Figure 9 extends the analysis across the individual Asian countries in the final 1997 - 2003 period. The model's predictions for the individual Asian countries is quite good, with the actual and predicted values often quite close to each other. The financial crisis variable contributes positively to the predicted balance in all cases, most notably in Malaysia where a high openness ratio adds to the impact. The contribution of the institutions variable is positive in China, Indonesia, and the Philippines, suggesting that the poor institutional environment in these countries supports capital outflows and therefore current account surpluses.

The last two columns of Figure 9 compare the predicted and actual current accounts for the Asian aggregate and the United States in 1997-2003. As has been noted earlier, the model predicts a considerably stronger current account for the United States - one that is in slight surplus - than actually occurred. Nevertheless, the model successfully predicts a weaker current account balance for the United States than for the Asian aggregate, despite the United States' much higher per capita income. This result is driven, among other factors, by the positive impact of slowing growth and the financial crisis on the Asian balances and the negative impact of institutional quality on the U.S. balance.

VI.  Robustness to Alternative Specifications

The remaining tables in the paper present estimates of the model under alternative specifications. The key features of the results shown in Tables 1 - 3 remain largely unchanged.

In Table 4, the net foreign asset position variable in the model is replaced by the average current account balance in the prior period. The results for most of the other coefficients, including on the dummy variables, are quite similar to those in Table 1, although far fewer coefficients are significantly different than zero. Notably, the coefficients on the financial crisis variables remain significant.

Tables 5a (using net foreign assets) and 5b (using lagged current accounts) present estimates that include Singapore in the sample. As indicated in Table 5a, including Singapore in the sample substantially reduces the size and significance of the financial crisis variables, likely reflecting Singapore's extremely large and persistent current account surpluses over the past 1 1/2 decades, even as it has stayed out of financial crisis. However, in Table 5b, where the model includes lagged current account balances instead of net foreign asset positions, those variable are again significant.

──────

Can you carry on the passage about current account predictions and alternative model specifications from the point where it stops?

(Data extracted from a collection)
──────

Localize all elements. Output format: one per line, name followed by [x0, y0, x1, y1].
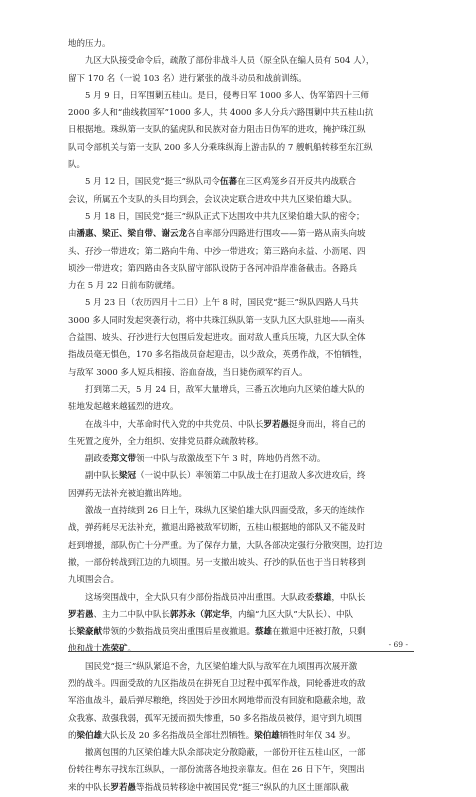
text-line	[68, 209, 414, 226]
text-line	[68, 140, 414, 157]
text-line	[68, 330, 414, 347]
text-segment: ，内编“九区大队”大队长）、中队	[229, 609, 353, 620]
text-segment: 在战斗中，大革命时代入党的中共党员、中队长	[85, 419, 264, 430]
text-line	[68, 174, 414, 191]
text-line	[68, 451, 414, 468]
text-segment: 队司令部机关与第一支队 200 多人分乘珠纵海上游击队的 7 艘帆船转移至东江纵	[68, 142, 373, 153]
text-line	[68, 157, 414, 174]
text-line	[68, 693, 414, 710]
text-segment: ，中队长	[331, 592, 366, 603]
text-line	[68, 261, 414, 278]
text-segment: 、主力二中队中队长	[93, 609, 171, 620]
page-number: - 69 -	[388, 640, 408, 649]
text-line	[68, 572, 414, 589]
text-line	[68, 382, 414, 399]
text-segment: 烈的战斗。四面受敌的九区指战员在拼死自卫过程中孤军作战，同轮番进攻的敌	[68, 678, 366, 689]
text-line	[68, 676, 414, 693]
text-line	[68, 192, 414, 209]
text-segment: 5 月 18 日，国民党“挺三”纵队正式下达围攻中共九区梁伯雄大队的密令；	[85, 211, 365, 222]
text-line	[68, 762, 414, 779]
text-segment: 留下 170 名（一说 103 名）进行紧张的战斗动员和战前训练。	[68, 73, 307, 84]
bold-name: 罗若愚	[110, 782, 137, 793]
text-segment: 长	[68, 627, 77, 638]
text-segment: 军浴血战斗，最后弹尽粮绝，终因处于沙田水网地带而没有回旋和隐蔽余地，敌	[68, 696, 366, 707]
bold-name: 梁伯雄	[76, 730, 103, 741]
text-segment: 合益围、坡头、孖沙进行大包围后发起进攻。面对敌人重兵压境，九区大队全体	[68, 333, 366, 344]
text-segment: 5 月 9 日，日军围剿五桂山。是日，侵粤日军 1000 多人、伪军第四十三师	[85, 90, 369, 101]
text-segment: 众我寡、敌强我弱，孤军无援而损失惨重，50 多名指战员被俘，退守到九顷围	[68, 713, 363, 724]
text-segment: 牺牲时年仅 34 岁。	[279, 730, 356, 741]
text-segment: 在撤退中还被打散，只剩	[272, 627, 366, 638]
footer-rule	[68, 651, 414, 652]
text-segment: 。	[127, 644, 137, 655]
text-segment: 挺身而出，将自己的	[289, 419, 366, 430]
text-segment: 队。	[68, 160, 86, 171]
bold-name: 梁豪献	[76, 627, 103, 638]
text-segment: 他和战士	[68, 644, 103, 655]
text-segment: 九区大队接受命令后，疏散了部份非战斗人员（原全队在编人员有 504 人），	[85, 56, 375, 67]
text-line	[68, 728, 414, 745]
text-segment: 国民党“挺三”纵队紧追不舍，九区梁伯雄大队与敌军在九顷围再次展开激	[85, 661, 358, 672]
text-line	[68, 468, 414, 485]
text-segment: 因弹药无法补充被迫撤出阵地。	[68, 488, 188, 499]
text-segment: 的	[68, 730, 77, 741]
text-segment: 头、孖沙一带进攻；第二路向牛角、中沙一带进攻；第三路向永益、小沥尾、四	[68, 246, 366, 257]
text-segment: 打到第二天，5 月 24 日，敌军大量增兵，三番五次地向九区梁伯雄大队的	[85, 384, 365, 395]
text-line	[68, 486, 414, 503]
text-segment: 领一中队与敌激战至下午 3 时，阵地仍肖然不动。	[136, 454, 326, 465]
text-line	[68, 745, 414, 762]
text-segment: 来的中队长	[68, 782, 111, 793]
text-segment: 等指战员转移途中被国民党“挺三”纵队的九区土匪部队截	[136, 782, 349, 793]
text-segment: 2000 多人和“曲线救国军”1000 多人，共 4000 多人分兵六路围剿中共五桂山抗	[68, 108, 374, 119]
text-segment: 赶到增援，部队伤亡十分严重。为了保存力量，大队各部决定强行分散突围，边打边	[68, 540, 383, 551]
bold-name: 郑文带	[110, 454, 137, 465]
text-segment: 日根据地。珠纵第一支队的猛虎队和民族对奋力阻击日伪军的进攻，掩护珠江纵	[68, 125, 366, 136]
text-line	[68, 278, 414, 295]
bold-name: 蔡雄	[255, 627, 273, 638]
bold-name: 冼荣矿	[102, 644, 128, 655]
text-line	[68, 538, 414, 555]
text-segment: 撤离包围的九区梁伯雄大队余部决定分散隐蔽，一部份开往五桂山区，一部	[85, 748, 366, 759]
text-line	[68, 607, 414, 624]
bold-name: 潘惠、梁正、梁自带、谢云龙	[76, 229, 188, 240]
document-body	[68, 36, 414, 797]
text-line	[68, 555, 414, 572]
text-line	[68, 226, 414, 243]
text-line	[68, 295, 414, 312]
text-segment: 地的压力。	[68, 39, 111, 49]
text-line	[68, 88, 414, 105]
text-segment: 副政委	[85, 454, 111, 465]
text-line	[68, 244, 414, 261]
text-segment: 战，弹药耗尽无法补充，撤退出路被敌军切断，五桂山根据地的部队又不能及时	[68, 523, 366, 534]
text-segment: 指战员毫无惧色，170 多名指战员奋起迎击，以少敌众，英勇作战，不怕牺牲，	[68, 350, 368, 361]
bold-name: 郭苏永（郭定华	[170, 609, 230, 620]
text-line	[68, 313, 414, 330]
text-line	[68, 711, 414, 728]
text-segment: 副中队长	[85, 471, 120, 482]
text-line	[68, 590, 414, 607]
text-line	[68, 105, 414, 122]
text-line	[68, 399, 414, 416]
text-segment: 与敌军 3000 多人短兵相接、浴血奋战，当日毙伤顽军约百人。	[68, 367, 308, 378]
text-line	[68, 122, 414, 139]
text-segment: 5 月 23 日（农历四月十二日）上午 8 时，国民党“挺三”纵队四路人马共	[85, 298, 359, 309]
text-line	[68, 71, 414, 88]
text-line	[68, 53, 414, 70]
text-line	[68, 659, 414, 676]
bold-name: 梁伯雄	[254, 730, 280, 741]
text-line	[68, 434, 414, 451]
text-segment: 各自率部分四路进行围攻——第一路从南头向坡	[187, 229, 366, 240]
text-segment: （一说中队长）率领第二中队战士在打退敌人多次进攻后，终	[136, 471, 366, 482]
text-segment: 生死置之度外，全力组织、安排党员群众疏散转移。	[68, 436, 264, 447]
text-line	[68, 624, 414, 641]
text-segment: 份转往粤东寻找东江纵队，一部份流落各地投亲靠友。但在 26 日下午，突围出	[68, 765, 365, 776]
text-segment: 力在 5 月 22 日前布防就绪。	[68, 281, 181, 292]
bold-name: 罗若愚	[263, 419, 290, 430]
text-segment: 3000 多人同时发起突袭行动，将中共珠江纵队第一支队九区大队驻地——南头	[68, 315, 365, 326]
text-line	[68, 347, 414, 364]
text-line	[68, 780, 414, 797]
bold-name: 罗若愚	[68, 609, 94, 620]
text-segment: 由	[68, 229, 77, 240]
text-line	[68, 365, 414, 382]
text-segment: 大队长及 20 多名指战员全部壮烈牺牲。	[102, 730, 255, 741]
text-segment: 会议，所属五个支队的头目均到会，会议决定联合进攻中共九区梁伯雄大队。	[68, 194, 358, 205]
text-line	[68, 417, 414, 434]
text-line	[68, 520, 414, 537]
bold-name: 梁冠	[119, 471, 137, 482]
text-segment: 5 月 12 日，国民党“挺三”纵队司令	[85, 177, 221, 188]
text-segment: 九顷围会合。	[68, 575, 120, 586]
text-segment: 在三区鸡笼乡召开反共内战联合	[237, 177, 357, 188]
text-line	[68, 503, 414, 520]
text-segment: 撤，一部份转战到江边的九顷围。另一支撤出坡头、孖沙的队伍也于当日转移到	[68, 557, 366, 568]
text-segment: 带领的少数指战员突出重围后星夜撤退。	[102, 627, 256, 638]
text-segment: 顷沙一带进攻；第四路由各支队留守部队设防于各河冲沿岸准备截击。各路兵	[68, 263, 358, 274]
text-segment: 驻地发起越来越猛烈的进攻。	[68, 402, 179, 413]
bold-name: 伍蕃	[220, 177, 238, 188]
text-line	[68, 36, 414, 53]
text-segment: 激战一直持续到 26 日上午，珠纵九区梁伯雄大队四面受敌，多天的连续作	[85, 506, 365, 517]
text-segment: 这场突围战中，全大队只有少部份指战员冲出重围。大队政委	[85, 592, 315, 603]
bold-name: 蔡雄	[314, 592, 332, 603]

──────

#### ANSWER TO THIS EXERCISE:
In Table 6, the variable representing the change in output growth is replaced by the change in the growth of labor productivity (output per employee). Columns 1 and 2 present the model estimates for all four periods. As noted above, the coefficient on this variable fails to come in with the expected negative sign, and the model fails to explain the large U.S. current account deficit in 1997-2003. Columns 3 and 4 include the composite government institutions index and are estimated over just the last two periods. Comparing these estimates with those in columns 3 and 4 of Table 2, the growth variable is larger and more significant, and the fit of the model is somewhat better. However, the large U.S. current account deficit remains unexplained, and the number of observations is substantially reduced owing to lack of data on employment for many countries.

VII.  Conclusion

Turning back to the review of the different proposed explanations for the global pattern of current account imbalances in Section II, our empirical work sheds light on several of these explanations.

First, our work provides support for at least half of the global savings glut hypothesis (#5 above): the half suggesting that the U.S. deficit owes partly to an autonomous rise in the quantity of saving made available to the United States by its trading partners. In particular, our estimation results indicate that financial crises systematically lead to higher current account imbalances, and that the wave of crises that swept the developing world in the late 1990s, especially in East Asia, contributed to their shift into current account surplus.

This finding tends to undercut a related explanation for the East Asian surpluses (#6 above), that they reflect the rational development strategy of East Asian governments and can be expected to persist for a long time as part of a ``revived Bretton Woods system.'' If keeping currencies competitive to achieve current account surpluses is good long-term development strategy, why did the East Asian economies wait until the late 1990s to start implementing this strategy, why did this implementation coincide so neatly with their financial crises, and why haven't economies in other regions in recent decades also adopted this strategy? In fact, our sense is that, with much of developing Asia's surpluses explained by prior financial crises, these surpluses will likely dissipate as adjustments following those crises are completed. This would restore the net flow of capital from industrial economies back to developing economies, consistent with standard theory.

Second, for the global saving glut story to explain the large U.S. current account deficit, however, some explanation must be posited for why the increase in global savings availability was tapped primarily by the United States. Our research provides mixed support for the explanations that have been advanced (some of which, in principle, could operate even without an autonomous rise in foreign saving). The expansion of the U.S. budget deficit (#1, above) does not appear to explain the U.S. current account deficit, at least for the 1997-2003 period; not only is the estimated pass-through of the fiscal balance to the current account quite small, at about 0.1, but the average budget balance during this period was relatively positive by international standards. The view that current account deficits can be caused both by strong economic performance (#2, above) and by a market-friendly institutional environment (#4, #5) was well-supported by our research; we found that the pace of output growth generally exerted a significant negative effect on the current account balance, as did the quality of government institutions, particularly the regulatory regime. But even though the U.S. economy compared favorably to other economies along these dimensions, our model fails to explain the emergence of the large U.S. current account deficit.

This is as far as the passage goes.